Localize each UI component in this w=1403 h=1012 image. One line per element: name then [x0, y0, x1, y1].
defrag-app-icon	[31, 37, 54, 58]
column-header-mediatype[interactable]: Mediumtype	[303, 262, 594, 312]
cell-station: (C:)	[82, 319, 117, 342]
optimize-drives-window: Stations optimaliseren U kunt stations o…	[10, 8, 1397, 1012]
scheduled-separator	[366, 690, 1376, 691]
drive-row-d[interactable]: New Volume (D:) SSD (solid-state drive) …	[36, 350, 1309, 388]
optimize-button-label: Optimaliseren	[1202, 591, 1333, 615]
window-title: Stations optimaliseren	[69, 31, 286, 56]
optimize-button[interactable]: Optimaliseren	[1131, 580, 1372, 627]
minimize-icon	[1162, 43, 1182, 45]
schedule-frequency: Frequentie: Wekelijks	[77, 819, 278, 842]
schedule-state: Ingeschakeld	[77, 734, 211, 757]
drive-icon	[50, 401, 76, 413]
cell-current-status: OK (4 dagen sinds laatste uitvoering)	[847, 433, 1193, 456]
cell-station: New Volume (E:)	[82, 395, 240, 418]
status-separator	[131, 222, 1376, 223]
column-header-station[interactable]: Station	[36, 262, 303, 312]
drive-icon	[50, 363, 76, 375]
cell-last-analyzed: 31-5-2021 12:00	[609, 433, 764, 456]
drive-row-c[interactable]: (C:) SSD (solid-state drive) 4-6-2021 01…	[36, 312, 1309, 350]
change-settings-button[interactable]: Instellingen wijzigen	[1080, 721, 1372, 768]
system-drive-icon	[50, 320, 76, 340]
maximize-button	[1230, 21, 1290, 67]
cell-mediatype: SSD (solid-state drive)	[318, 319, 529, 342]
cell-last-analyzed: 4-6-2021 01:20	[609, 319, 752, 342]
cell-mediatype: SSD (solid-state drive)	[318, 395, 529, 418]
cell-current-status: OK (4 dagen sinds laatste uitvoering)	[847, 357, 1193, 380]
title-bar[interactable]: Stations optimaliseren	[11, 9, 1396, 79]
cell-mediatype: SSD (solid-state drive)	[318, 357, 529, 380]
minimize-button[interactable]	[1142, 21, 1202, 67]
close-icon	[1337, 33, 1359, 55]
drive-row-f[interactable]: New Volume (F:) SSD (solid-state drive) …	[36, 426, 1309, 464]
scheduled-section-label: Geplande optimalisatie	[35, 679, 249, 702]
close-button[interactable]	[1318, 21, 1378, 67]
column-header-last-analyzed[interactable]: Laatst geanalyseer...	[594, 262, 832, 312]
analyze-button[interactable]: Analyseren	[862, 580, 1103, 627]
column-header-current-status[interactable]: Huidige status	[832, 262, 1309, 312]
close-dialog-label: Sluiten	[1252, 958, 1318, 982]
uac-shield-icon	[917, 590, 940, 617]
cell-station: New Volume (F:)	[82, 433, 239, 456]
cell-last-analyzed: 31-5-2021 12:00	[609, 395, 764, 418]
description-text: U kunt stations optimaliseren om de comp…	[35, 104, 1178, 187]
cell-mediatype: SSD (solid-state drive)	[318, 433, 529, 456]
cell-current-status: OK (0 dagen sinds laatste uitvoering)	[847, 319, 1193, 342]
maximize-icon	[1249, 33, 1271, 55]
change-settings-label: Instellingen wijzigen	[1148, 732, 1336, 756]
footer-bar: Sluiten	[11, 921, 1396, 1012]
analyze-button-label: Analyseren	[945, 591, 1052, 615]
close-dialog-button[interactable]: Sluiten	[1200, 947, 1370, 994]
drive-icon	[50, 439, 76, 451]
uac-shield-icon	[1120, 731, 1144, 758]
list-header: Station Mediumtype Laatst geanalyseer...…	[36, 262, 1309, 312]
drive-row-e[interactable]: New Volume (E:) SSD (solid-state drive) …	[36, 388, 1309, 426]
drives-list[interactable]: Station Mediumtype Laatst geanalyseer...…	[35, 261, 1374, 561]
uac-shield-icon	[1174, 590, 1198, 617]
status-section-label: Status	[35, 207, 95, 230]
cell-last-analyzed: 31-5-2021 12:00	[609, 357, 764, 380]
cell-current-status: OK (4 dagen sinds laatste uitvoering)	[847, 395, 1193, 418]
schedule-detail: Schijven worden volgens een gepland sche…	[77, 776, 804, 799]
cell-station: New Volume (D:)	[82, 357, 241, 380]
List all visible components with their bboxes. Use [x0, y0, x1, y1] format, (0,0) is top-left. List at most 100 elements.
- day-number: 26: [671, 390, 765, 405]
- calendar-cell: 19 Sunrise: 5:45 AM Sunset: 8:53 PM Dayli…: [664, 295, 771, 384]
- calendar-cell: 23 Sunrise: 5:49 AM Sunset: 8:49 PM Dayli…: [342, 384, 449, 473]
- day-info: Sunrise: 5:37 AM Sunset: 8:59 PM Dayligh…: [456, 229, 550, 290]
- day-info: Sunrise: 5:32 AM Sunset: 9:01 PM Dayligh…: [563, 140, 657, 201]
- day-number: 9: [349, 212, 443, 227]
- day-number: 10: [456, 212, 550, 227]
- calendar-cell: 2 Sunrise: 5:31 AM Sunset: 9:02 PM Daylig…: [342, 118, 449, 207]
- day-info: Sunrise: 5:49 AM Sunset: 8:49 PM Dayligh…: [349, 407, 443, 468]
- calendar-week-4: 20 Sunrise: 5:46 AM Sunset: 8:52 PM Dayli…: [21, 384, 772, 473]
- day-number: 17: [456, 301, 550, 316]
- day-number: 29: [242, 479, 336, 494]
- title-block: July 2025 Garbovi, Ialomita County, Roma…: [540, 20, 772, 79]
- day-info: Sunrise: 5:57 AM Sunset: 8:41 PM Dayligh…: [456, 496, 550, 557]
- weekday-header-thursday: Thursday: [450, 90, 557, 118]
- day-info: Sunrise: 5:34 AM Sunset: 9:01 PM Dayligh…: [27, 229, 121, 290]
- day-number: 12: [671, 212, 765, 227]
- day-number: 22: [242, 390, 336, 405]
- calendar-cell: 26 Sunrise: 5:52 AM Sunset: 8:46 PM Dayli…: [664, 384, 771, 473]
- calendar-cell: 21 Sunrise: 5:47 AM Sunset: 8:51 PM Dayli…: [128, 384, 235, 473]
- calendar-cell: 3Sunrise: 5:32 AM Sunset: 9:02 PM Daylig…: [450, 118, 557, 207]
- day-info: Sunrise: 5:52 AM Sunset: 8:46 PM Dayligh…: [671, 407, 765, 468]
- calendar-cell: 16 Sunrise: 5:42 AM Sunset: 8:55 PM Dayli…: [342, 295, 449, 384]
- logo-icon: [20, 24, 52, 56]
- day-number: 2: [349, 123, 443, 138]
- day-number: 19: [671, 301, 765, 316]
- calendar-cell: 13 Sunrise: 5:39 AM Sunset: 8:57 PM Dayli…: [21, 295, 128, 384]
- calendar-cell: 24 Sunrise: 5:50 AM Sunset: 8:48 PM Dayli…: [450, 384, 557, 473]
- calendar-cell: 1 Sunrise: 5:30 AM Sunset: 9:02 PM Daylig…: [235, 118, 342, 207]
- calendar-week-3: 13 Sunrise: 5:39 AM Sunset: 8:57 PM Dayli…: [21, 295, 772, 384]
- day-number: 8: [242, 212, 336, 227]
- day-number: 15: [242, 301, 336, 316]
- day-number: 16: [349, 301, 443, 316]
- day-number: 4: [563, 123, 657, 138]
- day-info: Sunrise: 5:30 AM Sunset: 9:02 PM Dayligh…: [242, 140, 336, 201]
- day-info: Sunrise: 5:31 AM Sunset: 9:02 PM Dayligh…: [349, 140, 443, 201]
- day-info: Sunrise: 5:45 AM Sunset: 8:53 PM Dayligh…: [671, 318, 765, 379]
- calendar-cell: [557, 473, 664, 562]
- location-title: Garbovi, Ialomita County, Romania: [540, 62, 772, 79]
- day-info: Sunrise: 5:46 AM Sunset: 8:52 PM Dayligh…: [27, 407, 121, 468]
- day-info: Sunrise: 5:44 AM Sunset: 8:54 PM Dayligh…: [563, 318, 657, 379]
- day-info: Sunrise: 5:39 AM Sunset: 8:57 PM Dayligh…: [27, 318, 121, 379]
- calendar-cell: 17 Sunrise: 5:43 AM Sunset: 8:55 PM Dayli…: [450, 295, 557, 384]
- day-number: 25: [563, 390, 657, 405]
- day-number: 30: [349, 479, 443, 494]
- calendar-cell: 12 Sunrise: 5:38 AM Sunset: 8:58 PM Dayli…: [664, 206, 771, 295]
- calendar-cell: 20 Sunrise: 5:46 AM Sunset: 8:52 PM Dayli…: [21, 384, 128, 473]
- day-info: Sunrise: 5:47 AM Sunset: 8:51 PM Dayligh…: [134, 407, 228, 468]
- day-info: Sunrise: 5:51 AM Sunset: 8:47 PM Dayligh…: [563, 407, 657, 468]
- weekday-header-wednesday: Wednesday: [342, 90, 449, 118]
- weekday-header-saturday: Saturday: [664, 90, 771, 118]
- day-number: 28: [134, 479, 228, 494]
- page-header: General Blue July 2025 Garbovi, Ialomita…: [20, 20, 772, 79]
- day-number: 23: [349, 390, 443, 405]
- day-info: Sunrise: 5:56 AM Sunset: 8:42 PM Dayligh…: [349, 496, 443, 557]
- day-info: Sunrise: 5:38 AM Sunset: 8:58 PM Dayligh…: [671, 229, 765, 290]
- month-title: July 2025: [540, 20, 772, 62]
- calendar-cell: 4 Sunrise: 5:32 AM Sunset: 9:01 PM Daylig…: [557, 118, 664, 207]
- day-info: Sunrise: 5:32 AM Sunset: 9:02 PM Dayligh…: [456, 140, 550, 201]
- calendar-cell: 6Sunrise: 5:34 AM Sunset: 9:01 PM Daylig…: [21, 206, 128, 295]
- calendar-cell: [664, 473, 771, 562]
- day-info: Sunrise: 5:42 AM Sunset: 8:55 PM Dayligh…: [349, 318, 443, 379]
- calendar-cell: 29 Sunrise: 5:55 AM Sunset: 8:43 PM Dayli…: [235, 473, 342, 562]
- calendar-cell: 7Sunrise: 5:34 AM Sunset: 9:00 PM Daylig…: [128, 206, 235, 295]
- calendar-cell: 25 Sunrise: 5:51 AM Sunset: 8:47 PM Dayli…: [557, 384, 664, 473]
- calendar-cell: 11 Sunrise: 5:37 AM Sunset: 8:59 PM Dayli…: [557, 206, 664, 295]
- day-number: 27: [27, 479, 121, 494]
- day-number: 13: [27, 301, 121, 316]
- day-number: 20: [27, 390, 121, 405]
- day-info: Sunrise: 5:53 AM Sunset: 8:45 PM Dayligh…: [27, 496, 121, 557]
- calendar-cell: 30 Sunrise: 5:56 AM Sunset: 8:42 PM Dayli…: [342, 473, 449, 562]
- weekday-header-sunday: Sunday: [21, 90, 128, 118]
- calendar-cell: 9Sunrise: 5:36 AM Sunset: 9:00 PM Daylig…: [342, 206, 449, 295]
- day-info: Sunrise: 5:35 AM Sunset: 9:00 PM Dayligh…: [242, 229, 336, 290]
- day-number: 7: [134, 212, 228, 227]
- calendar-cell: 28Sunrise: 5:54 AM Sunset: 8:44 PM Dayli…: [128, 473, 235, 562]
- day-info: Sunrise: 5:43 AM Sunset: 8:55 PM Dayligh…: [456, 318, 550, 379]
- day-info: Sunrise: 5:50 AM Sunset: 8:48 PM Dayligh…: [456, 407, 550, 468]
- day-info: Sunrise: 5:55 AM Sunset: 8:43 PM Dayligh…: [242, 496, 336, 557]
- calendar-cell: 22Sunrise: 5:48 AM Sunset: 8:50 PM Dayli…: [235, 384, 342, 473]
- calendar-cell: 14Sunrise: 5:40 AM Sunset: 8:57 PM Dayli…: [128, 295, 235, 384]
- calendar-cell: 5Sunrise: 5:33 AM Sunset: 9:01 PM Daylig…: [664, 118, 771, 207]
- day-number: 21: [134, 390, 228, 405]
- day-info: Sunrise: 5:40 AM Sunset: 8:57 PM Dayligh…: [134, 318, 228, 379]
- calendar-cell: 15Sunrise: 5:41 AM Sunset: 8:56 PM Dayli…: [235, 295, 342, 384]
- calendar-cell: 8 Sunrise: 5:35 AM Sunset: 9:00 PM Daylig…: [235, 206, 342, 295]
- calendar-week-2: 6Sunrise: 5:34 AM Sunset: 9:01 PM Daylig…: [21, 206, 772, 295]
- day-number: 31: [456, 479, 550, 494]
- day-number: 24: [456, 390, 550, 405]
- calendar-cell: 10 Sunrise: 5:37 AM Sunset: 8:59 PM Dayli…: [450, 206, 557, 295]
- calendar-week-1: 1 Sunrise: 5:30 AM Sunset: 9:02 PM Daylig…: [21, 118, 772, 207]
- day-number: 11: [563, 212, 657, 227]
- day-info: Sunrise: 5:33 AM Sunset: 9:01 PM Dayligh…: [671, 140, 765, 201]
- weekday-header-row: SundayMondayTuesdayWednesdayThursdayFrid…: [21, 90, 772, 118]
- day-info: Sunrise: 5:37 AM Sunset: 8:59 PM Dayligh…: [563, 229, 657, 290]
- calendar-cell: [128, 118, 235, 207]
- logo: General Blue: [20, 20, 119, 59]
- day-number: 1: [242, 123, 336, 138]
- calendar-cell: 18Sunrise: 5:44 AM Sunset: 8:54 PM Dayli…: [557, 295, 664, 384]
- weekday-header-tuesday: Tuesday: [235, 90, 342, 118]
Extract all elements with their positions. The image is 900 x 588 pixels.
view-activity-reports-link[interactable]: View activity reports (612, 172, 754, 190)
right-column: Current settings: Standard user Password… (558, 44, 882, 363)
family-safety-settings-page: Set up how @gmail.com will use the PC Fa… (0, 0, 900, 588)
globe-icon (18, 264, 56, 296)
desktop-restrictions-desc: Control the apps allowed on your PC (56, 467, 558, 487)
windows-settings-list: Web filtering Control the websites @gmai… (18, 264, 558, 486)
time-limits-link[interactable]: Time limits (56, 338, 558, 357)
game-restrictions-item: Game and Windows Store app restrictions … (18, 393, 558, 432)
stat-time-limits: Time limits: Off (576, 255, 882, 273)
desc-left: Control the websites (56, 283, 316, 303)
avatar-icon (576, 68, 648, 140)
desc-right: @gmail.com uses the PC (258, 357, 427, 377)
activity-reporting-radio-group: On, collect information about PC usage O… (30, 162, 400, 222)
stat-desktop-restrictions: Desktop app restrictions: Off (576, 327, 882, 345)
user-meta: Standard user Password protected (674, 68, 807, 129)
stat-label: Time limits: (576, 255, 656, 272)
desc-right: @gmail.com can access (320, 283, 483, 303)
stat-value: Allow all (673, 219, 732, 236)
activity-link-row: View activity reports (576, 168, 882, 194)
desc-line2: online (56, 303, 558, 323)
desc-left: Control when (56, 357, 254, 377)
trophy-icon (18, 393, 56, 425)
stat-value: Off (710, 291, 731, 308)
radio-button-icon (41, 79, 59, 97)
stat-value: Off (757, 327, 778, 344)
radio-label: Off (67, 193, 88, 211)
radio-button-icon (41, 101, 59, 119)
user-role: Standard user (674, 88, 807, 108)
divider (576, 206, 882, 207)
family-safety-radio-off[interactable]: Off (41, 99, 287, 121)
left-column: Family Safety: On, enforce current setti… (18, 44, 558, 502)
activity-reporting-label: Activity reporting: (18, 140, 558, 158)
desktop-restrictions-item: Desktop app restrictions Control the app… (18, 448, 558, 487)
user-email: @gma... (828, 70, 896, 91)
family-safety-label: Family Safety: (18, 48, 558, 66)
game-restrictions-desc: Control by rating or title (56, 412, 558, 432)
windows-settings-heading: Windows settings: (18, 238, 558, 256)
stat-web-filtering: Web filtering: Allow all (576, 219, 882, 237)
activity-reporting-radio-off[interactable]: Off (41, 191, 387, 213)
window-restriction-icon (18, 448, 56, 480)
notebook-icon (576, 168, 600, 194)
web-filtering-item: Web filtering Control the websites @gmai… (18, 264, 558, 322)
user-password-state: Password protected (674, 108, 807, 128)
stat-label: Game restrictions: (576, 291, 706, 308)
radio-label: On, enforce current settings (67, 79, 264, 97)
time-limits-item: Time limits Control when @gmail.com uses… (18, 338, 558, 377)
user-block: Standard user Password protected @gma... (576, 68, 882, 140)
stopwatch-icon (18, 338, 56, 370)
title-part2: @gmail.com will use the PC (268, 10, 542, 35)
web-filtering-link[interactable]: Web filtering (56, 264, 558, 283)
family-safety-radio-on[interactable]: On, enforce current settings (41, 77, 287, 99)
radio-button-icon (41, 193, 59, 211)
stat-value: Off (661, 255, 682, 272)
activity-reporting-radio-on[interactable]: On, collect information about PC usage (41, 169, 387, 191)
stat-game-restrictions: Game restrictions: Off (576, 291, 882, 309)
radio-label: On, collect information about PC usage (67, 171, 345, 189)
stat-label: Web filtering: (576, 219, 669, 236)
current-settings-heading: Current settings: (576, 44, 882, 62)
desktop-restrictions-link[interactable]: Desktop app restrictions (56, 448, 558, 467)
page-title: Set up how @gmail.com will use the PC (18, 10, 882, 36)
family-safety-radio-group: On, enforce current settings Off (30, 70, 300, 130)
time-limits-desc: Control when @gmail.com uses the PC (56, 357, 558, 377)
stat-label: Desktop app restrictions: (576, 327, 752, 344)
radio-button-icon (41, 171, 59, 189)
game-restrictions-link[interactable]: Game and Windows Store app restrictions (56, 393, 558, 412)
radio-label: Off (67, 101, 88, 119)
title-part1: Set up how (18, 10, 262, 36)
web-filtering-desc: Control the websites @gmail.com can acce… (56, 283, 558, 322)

*The task*: Reproduce the rows above verbatim, starting with the very first row and ending with the row that contains "357, 1193, 380]", including both of those rows.

*Correct response*:
Localize each UI component in this w=1403 h=1012 image. One line per element: name then [x0, y0, x1, y1].
defrag-app-icon	[31, 37, 54, 58]
column-header-mediatype[interactable]: Mediumtype	[303, 262, 594, 312]
cell-station: (C:)	[82, 319, 117, 342]
optimize-drives-window: Stations optimaliseren U kunt stations o…	[10, 8, 1397, 1012]
scheduled-separator	[366, 690, 1376, 691]
drive-row-d[interactable]: New Volume (D:) SSD (solid-state drive) …	[36, 350, 1309, 388]
optimize-button-label: Optimaliseren	[1202, 591, 1333, 615]
window-title: Stations optimaliseren	[69, 31, 286, 56]
optimize-button[interactable]: Optimaliseren	[1131, 580, 1372, 627]
minimize-icon	[1162, 43, 1182, 45]
schedule-frequency: Frequentie: Wekelijks	[77, 819, 278, 842]
schedule-state: Ingeschakeld	[77, 734, 211, 757]
drive-icon	[50, 401, 76, 413]
cell-current-status: OK (4 dagen sinds laatste uitvoering)	[847, 433, 1193, 456]
cell-station: New Volume (E:)	[82, 395, 240, 418]
status-separator	[131, 222, 1376, 223]
column-header-station[interactable]: Station	[36, 262, 303, 312]
drive-icon	[50, 363, 76, 375]
cell-last-analyzed: 31-5-2021 12:00	[609, 433, 764, 456]
drive-row-c[interactable]: (C:) SSD (solid-state drive) 4-6-2021 01…	[36, 312, 1309, 350]
change-settings-button[interactable]: Instellingen wijzigen	[1080, 721, 1372, 768]
system-drive-icon	[50, 320, 76, 340]
maximize-button	[1230, 21, 1290, 67]
cell-mediatype: SSD (solid-state drive)	[318, 319, 529, 342]
cell-last-analyzed: 4-6-2021 01:20	[609, 319, 752, 342]
cell-mediatype: SSD (solid-state drive)	[318, 395, 529, 418]
cell-current-status: OK (4 dagen sinds laatste uitvoering)	[847, 357, 1193, 380]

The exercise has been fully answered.